The church is medieval, but much was rebuilt in the late 15th century.

A restoration was undertaken in 1868-69 under the supervision of Mr. H. Elliott, architect of Plymouth. The west end gallery was removed. The roof was restored. The old pews were replaced with new pews of oak. The medieval bench ends were preserved where possible and new ones carved in a similar style. The walls were plastered, and the windows were re-glazed with plain cathedral glass. A stained glass window by Heaton and Butler was installed at the east end with a representation of the Good Shepherd. The church reopened for worship on Thursday 8 July 1869.

The church is noted for the monuments in the Drake aisle. Those to George Augustus Eliott, 1st Baron Heathfield of 1795 and Sir Francis Henry Drake, 5th Baronet of 1794 are by John Bacon Senior. The memorial to Francis Augustus Eliott, 2nd Baron Heathfield is by John Bacon Junior and the memorial to Dame Eleanor Elliott Drake (d. 1841) is by Richard Westmacott.

===Rectors===

- 1271 Odo de Arundelle
- 1275 Nicholas de Peyntone
- 1276 John de Foresta
- 1305 Henry
- 1311 John de Trevelin
- 1334 Robert de Balraven
- 1349 Walter Weyringe
- 1349 Ralph Semia
- 1359 Robert Southam
- 1361 Jordan Fooke
- 1372 Walter Davy
- 1382 Thomas Wappelegh
- 1398 William Grim
- 1400 Gilbert Baker
- 1406 Thomas Bradelegh
- 1427 Walter Osborne
- 1478 Nicholas Jakys
- 1504 Robert Austyn alias Gumby
- 1533 Richard Hale
- 1536 Richard Gill
- 1542 Nicholas Swynerton
- 1557 John Tooker (the last Abbot of Buckland)

────────────────────────────────────────

According to the text about the church, who made the memorial to Dame Eleanor Elliott Drake?

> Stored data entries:

────────────────────────────────────────

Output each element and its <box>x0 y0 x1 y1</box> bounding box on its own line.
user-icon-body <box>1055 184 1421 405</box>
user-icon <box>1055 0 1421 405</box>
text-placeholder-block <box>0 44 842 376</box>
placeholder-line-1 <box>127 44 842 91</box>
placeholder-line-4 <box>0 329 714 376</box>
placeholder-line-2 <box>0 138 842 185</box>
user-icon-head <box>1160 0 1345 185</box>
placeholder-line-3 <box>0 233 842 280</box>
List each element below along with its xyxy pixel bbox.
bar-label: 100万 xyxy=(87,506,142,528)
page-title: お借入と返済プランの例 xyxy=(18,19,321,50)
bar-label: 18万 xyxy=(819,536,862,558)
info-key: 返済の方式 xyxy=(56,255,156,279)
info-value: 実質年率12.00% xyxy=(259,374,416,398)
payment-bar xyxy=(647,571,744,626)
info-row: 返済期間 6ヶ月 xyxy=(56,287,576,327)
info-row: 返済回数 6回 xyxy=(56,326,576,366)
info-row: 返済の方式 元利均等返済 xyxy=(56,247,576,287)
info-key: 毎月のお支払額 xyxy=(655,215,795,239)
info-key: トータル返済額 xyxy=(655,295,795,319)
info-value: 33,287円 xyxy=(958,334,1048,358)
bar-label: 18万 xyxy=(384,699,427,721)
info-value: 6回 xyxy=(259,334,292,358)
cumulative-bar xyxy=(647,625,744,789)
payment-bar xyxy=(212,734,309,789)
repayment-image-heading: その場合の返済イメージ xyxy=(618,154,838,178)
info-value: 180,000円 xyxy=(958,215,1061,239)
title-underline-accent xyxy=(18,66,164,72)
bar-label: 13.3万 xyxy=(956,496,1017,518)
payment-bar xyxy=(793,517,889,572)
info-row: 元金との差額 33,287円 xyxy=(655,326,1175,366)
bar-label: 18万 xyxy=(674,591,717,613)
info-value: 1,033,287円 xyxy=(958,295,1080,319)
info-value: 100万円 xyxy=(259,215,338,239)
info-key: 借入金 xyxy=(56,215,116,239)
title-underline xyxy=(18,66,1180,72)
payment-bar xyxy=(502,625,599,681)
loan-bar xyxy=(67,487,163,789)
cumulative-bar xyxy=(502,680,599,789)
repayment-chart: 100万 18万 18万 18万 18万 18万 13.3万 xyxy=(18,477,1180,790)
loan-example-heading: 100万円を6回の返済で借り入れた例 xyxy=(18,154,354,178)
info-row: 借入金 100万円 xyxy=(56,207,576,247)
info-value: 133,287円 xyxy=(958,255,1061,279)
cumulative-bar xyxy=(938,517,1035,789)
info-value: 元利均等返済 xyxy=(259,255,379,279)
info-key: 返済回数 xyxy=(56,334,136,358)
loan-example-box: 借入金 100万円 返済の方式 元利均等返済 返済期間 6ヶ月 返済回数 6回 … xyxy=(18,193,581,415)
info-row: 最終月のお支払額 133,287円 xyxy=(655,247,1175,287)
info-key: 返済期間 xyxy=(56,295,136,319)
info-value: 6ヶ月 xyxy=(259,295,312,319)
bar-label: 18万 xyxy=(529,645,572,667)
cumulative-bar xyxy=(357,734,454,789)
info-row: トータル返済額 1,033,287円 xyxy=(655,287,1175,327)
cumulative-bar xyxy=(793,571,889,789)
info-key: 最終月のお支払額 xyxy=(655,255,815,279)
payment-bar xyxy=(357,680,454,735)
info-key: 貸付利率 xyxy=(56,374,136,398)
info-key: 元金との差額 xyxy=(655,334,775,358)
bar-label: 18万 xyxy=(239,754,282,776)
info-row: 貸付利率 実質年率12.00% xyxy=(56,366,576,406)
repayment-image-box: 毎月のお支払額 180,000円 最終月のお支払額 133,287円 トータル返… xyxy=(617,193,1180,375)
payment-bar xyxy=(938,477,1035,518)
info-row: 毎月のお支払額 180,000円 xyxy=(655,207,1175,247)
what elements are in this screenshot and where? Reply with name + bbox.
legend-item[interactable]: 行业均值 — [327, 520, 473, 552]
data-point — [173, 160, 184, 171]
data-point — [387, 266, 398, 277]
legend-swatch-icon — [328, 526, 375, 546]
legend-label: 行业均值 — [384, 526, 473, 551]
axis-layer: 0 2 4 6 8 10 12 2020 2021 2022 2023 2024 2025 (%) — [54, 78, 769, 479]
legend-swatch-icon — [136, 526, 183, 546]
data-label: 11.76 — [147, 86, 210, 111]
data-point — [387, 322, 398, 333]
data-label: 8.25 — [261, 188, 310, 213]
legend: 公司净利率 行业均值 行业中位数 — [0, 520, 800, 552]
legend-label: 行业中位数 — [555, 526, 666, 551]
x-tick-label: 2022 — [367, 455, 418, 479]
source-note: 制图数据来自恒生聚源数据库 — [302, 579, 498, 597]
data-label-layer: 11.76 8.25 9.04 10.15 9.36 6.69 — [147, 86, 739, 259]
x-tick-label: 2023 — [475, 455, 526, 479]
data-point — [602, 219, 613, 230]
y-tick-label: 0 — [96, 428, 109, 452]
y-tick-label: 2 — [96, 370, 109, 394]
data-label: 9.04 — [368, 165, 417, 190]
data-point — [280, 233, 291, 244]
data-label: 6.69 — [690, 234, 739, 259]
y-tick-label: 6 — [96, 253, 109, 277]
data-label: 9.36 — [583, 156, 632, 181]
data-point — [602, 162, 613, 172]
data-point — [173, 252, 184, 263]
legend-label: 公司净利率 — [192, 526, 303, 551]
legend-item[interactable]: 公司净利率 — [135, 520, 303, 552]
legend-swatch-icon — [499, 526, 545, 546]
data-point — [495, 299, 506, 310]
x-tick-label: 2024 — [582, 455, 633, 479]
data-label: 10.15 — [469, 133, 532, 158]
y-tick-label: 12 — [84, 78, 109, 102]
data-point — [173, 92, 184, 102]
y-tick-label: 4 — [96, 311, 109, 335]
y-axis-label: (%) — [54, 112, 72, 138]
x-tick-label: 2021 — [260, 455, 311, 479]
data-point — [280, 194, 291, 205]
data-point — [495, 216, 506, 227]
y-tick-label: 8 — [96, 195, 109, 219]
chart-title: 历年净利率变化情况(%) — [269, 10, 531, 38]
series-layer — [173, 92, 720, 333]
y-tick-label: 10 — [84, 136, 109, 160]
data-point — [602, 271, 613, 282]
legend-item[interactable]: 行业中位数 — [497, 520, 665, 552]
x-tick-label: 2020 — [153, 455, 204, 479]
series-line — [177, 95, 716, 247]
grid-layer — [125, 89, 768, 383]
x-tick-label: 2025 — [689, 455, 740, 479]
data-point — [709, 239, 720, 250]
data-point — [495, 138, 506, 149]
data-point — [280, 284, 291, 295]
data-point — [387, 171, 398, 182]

────────────────────────────────────────

> EXERCISE RESULT:
Richard Westmacott